(Collected data)

··········

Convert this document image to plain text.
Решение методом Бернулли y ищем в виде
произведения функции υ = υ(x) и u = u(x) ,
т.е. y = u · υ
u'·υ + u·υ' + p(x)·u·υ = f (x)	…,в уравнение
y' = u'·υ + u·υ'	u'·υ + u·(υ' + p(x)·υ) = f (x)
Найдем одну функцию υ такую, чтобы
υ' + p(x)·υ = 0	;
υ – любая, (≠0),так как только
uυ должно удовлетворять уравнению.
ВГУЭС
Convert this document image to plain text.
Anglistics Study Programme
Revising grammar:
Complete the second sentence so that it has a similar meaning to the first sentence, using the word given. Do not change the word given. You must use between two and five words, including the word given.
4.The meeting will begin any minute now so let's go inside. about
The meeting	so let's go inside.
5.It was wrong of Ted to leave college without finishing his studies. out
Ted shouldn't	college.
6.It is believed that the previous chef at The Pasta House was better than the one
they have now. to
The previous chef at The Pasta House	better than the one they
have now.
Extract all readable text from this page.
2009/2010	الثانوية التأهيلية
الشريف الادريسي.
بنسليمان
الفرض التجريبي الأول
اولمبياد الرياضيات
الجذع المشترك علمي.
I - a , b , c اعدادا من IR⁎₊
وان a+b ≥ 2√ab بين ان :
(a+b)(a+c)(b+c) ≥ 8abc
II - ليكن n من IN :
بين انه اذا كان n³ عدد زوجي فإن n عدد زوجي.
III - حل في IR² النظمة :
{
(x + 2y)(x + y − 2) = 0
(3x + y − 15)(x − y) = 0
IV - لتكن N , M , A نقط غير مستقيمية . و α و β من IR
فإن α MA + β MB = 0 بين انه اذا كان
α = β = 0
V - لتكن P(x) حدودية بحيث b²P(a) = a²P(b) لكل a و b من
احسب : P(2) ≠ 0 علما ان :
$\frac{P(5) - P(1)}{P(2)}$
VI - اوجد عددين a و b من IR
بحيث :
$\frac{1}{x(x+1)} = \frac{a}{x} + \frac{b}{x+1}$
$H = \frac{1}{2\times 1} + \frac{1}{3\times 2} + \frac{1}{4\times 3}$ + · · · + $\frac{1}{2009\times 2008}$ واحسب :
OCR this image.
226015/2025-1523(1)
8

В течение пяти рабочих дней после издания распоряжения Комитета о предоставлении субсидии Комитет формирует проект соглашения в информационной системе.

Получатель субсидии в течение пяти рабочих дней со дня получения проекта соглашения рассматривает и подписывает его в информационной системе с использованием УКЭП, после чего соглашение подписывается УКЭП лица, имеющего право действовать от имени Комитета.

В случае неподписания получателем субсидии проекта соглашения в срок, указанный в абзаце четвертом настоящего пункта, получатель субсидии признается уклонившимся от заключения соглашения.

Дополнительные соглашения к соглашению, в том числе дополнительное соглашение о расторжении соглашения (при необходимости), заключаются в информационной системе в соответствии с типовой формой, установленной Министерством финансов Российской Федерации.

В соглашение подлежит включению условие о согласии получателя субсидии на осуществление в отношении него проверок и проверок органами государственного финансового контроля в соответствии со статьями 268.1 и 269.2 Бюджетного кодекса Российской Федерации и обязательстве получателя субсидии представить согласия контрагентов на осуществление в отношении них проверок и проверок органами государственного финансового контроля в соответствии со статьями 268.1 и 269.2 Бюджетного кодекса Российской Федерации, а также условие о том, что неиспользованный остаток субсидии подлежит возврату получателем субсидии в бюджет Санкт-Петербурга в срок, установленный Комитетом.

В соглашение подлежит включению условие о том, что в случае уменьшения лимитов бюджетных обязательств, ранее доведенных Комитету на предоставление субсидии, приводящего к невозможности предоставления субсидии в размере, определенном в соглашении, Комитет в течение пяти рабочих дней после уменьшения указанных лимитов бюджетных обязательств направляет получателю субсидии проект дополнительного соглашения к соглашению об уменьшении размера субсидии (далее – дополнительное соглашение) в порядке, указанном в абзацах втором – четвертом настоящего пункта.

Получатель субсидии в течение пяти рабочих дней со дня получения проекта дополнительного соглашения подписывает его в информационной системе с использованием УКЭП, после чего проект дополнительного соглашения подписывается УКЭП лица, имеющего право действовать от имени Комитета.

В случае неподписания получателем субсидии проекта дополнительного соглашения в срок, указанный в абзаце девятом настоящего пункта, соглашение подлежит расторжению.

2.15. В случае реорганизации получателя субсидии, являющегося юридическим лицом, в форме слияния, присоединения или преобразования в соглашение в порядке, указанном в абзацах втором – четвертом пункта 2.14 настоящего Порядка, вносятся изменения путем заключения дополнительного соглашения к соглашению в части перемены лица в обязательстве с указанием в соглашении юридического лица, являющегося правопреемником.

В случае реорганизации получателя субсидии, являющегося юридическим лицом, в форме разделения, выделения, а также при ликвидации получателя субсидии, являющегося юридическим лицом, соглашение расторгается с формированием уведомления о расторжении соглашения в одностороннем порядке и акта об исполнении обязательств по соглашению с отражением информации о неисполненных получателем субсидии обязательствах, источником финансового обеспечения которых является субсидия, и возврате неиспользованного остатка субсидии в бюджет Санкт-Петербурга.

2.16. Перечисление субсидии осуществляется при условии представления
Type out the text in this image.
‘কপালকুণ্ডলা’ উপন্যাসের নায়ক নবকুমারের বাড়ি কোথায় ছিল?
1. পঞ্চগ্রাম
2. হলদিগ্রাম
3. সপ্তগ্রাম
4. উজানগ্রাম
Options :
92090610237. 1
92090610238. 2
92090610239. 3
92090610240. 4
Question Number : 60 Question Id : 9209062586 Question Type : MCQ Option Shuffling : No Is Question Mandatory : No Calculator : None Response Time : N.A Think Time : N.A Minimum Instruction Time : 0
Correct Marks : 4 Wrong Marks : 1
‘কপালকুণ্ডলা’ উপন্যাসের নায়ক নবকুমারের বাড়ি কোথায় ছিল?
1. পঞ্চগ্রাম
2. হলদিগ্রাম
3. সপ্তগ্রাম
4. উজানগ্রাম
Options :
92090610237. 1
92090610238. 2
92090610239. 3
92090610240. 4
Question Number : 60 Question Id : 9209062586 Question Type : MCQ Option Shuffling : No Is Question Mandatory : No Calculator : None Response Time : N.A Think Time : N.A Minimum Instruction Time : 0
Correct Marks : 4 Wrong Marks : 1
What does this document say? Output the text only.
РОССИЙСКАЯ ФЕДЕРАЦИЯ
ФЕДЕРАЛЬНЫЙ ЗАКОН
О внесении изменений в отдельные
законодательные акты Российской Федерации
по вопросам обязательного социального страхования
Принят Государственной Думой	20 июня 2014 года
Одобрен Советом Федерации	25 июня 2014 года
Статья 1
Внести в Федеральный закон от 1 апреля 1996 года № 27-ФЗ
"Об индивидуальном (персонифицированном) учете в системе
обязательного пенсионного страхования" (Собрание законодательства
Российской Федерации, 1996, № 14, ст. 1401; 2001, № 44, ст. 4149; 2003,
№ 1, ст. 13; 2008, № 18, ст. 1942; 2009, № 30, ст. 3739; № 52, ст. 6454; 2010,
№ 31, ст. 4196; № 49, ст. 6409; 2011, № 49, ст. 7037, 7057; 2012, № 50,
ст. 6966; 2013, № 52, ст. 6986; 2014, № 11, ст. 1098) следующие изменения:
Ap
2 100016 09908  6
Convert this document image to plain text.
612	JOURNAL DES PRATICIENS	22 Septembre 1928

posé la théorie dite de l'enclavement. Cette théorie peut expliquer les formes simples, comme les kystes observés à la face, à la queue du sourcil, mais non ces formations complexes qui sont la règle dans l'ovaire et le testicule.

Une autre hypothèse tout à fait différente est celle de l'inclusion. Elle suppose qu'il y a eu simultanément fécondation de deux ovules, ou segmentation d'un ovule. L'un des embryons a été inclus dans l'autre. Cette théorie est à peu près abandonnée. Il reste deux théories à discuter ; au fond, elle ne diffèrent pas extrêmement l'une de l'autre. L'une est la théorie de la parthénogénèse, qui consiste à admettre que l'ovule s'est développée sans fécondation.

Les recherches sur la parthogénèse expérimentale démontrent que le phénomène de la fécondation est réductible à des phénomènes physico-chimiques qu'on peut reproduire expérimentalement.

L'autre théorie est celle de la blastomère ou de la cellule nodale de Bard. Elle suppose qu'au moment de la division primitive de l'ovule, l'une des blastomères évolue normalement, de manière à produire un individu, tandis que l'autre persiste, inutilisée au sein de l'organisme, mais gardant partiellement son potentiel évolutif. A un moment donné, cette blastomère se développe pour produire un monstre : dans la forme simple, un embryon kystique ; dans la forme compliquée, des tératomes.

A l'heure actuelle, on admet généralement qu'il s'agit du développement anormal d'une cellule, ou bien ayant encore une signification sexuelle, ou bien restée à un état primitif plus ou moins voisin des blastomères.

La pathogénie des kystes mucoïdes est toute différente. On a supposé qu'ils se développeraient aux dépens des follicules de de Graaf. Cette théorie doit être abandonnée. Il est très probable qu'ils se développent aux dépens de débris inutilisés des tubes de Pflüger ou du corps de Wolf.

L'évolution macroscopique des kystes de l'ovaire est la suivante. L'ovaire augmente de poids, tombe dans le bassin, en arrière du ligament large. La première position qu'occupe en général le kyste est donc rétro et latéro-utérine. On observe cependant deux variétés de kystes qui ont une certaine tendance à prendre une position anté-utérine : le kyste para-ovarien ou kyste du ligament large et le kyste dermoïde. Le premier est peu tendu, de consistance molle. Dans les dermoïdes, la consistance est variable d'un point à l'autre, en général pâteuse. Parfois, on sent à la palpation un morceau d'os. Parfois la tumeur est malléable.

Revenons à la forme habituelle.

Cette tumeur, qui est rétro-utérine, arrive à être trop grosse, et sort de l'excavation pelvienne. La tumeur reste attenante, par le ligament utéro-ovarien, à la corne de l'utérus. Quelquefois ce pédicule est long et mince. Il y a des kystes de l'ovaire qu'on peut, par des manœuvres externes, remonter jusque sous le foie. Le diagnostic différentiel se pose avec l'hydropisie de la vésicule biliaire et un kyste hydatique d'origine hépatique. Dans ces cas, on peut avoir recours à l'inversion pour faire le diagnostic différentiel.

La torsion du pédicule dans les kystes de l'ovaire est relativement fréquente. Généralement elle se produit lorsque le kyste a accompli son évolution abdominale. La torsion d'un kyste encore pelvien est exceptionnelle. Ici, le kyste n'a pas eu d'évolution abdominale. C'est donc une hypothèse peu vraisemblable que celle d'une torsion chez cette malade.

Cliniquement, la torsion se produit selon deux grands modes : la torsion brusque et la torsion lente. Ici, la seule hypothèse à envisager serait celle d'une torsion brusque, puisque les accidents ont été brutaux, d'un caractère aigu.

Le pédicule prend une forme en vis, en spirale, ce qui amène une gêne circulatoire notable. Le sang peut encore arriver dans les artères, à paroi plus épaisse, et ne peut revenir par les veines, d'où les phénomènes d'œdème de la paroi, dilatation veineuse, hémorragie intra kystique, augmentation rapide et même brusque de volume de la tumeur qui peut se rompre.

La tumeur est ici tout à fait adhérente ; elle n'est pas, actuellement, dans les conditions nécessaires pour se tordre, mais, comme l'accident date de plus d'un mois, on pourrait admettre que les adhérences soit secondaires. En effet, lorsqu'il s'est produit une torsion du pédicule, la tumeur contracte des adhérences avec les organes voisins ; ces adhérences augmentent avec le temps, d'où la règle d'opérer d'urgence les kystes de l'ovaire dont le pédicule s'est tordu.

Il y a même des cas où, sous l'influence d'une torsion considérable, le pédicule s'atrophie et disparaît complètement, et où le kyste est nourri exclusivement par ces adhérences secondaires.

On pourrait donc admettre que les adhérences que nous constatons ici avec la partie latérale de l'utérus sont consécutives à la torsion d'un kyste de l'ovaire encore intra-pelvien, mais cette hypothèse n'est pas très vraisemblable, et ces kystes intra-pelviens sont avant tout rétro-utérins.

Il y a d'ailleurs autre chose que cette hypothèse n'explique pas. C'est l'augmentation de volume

··········

• What the task requires: Every line above that contains the word "this" should be reported.

• Finished task:
Convert this document image to plain text.
Convert this document image to plain text.
Extract all readable text from this page.
OCR this image.
Type out the text in this image.
What does this document say? Output the text only.
Convert this document image to plain text.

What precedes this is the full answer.